— Begin —

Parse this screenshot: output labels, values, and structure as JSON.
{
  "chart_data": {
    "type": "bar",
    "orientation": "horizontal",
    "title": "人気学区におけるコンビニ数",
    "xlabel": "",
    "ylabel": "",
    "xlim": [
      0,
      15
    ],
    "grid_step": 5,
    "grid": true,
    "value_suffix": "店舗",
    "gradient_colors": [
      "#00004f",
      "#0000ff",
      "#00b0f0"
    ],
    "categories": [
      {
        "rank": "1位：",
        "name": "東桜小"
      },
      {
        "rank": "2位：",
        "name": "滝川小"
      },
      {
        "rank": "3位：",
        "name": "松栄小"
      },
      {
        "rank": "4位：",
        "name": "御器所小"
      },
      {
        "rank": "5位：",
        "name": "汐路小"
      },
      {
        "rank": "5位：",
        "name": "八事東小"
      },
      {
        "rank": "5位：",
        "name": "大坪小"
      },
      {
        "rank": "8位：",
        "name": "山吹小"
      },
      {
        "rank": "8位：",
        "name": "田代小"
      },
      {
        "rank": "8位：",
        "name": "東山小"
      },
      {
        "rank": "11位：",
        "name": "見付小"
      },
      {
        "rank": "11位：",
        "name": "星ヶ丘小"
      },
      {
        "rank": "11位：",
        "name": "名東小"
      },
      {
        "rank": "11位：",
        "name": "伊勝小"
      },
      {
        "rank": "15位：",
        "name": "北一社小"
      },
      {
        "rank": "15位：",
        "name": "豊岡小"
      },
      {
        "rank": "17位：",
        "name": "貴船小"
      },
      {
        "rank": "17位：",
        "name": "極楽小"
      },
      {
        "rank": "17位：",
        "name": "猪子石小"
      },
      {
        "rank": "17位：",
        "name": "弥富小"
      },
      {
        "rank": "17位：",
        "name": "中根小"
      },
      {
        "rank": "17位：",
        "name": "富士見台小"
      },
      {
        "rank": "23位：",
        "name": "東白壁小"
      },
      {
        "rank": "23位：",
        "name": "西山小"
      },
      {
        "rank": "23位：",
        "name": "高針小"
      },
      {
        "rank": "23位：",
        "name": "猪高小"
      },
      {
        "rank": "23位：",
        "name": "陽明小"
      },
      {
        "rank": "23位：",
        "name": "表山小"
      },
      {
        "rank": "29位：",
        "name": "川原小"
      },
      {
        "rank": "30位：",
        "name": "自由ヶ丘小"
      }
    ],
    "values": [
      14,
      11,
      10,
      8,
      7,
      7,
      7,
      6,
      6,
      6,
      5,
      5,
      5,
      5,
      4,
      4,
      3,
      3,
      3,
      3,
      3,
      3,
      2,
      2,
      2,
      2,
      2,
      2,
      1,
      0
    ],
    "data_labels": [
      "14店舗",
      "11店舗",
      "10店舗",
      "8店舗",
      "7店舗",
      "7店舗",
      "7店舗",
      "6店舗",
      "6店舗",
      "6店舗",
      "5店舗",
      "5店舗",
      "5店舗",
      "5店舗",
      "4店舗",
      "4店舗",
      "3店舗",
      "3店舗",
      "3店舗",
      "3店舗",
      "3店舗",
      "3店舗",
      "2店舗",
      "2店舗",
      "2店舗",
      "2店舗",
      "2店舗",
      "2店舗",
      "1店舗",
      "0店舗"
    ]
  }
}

— End —

**Work instructions**: Copy every record exactly as presented.

**Full answer**:
Parse this screenshot: output labels, values, and structure as JSON.
{
  "chart_data": {
    "type": "bar",
    "orientation": "horizontal",
    "title": "人気学区におけるコンビニ数",
    "xlabel": "",
    "ylabel": "",
    "xlim": [
      0,
      15
    ],
    "grid_step": 5,
    "grid": true,
    "value_suffix": "店舗",
    "gradient_colors": [
      "#00004f",
      "#0000ff",
      "#00b0f0"
    ],
    "categories": [
      {
        "rank": "1位：",
        "name": "東桜小"
      },
      {
        "rank": "2位：",
        "name": "滝川小"
      },
      {
        "rank": "3位：",
        "name": "松栄小"
      },
      {
        "rank": "4位：",
        "name": "御器所小"
      },
      {
        "rank": "5位：",
        "name": "汐路小"
      },
      {
        "rank": "5位：",
        "name": "八事東小"
      },
      {
        "rank": "5位：",
        "name": "大坪小"
      },
      {
        "rank": "8位：",
        "name": "山吹小"
      },
      {
        "rank": "8位：",
        "name": "田代小"
      },
      {
        "rank": "8位：",
        "name": "東山小"
      },
      {
        "rank": "11位：",
        "name": "見付小"
      },
      {
        "rank": "11位：",
        "name": "星ヶ丘小"
      },
      {
        "rank": "11位：",
        "name": "名東小"
      },
      {
        "rank": "11位：",
        "name": "伊勝小"
      },
      {
        "rank": "15位：",
        "name": "北一社小"
      },
      {
        "rank": "15位：",
        "name": "豊岡小"
      },
      {
        "rank": "17位：",
        "name": "貴船小"
      },
      {
        "rank": "17位：",
        "name": "極楽小"
      },
      {
        "rank": "17位：",
        "name": "猪子石小"
      },
      {
        "rank": "17位：",
        "name": "弥富小"
      },
      {
        "rank": "17位：",
        "name": "中根小"
      },
      {
        "rank": "17位：",
        "name": "富士見台小"
      },
      {
        "rank": "23位：",
        "name": "東白壁小"
      },
      {
        "rank": "23位：",
        "name": "西山小"
      },
      {
        "rank": "23位：",
        "name": "高針小"
      },
      {
        "rank": "23位：",
        "name": "猪高小"
      },
      {
        "rank": "23位：",
        "name": "陽明小"
      },
      {
        "rank": "23位：",
        "name": "表山小"
      },
      {
        "rank": "29位：",
        "name": "川原小"
      },
      {
        "rank": "30位：",
        "name": "自由ヶ丘小"
      }
    ],
    "values": [
      14,
      11,
      10,
      8,
      7,
      7,
      7,
      6,
      6,
      6,
      5,
      5,
      5,
      5,
      4,
      4,
      3,
      3,
      3,
      3,
      3,
      3,
      2,
      2,
      2,
      2,
      2,
      2,
      1,
      0
    ],
    "data_labels": [
      "14店舗",
      "11店舗",
      "10店舗",
      "8店舗",
      "7店舗",
      "7店舗",
      "7店舗",
      "6店舗",
      "6店舗",
      "6店舗",
      "5店舗",
      "5店舗",
      "5店舗",
      "5店舗",
      "4店舗",
      "4店舗",
      "3店舗",
      "3店舗",
      "3店舗",
      "3店舗",
      "3店舗",
      "3店舗",
      "2店舗",
      "2店舗",
      "2店舗",
      "2店舗",
      "2店舗",
      "2店舗",
      "1店舗",
      "0店舗"
    ]
  }
}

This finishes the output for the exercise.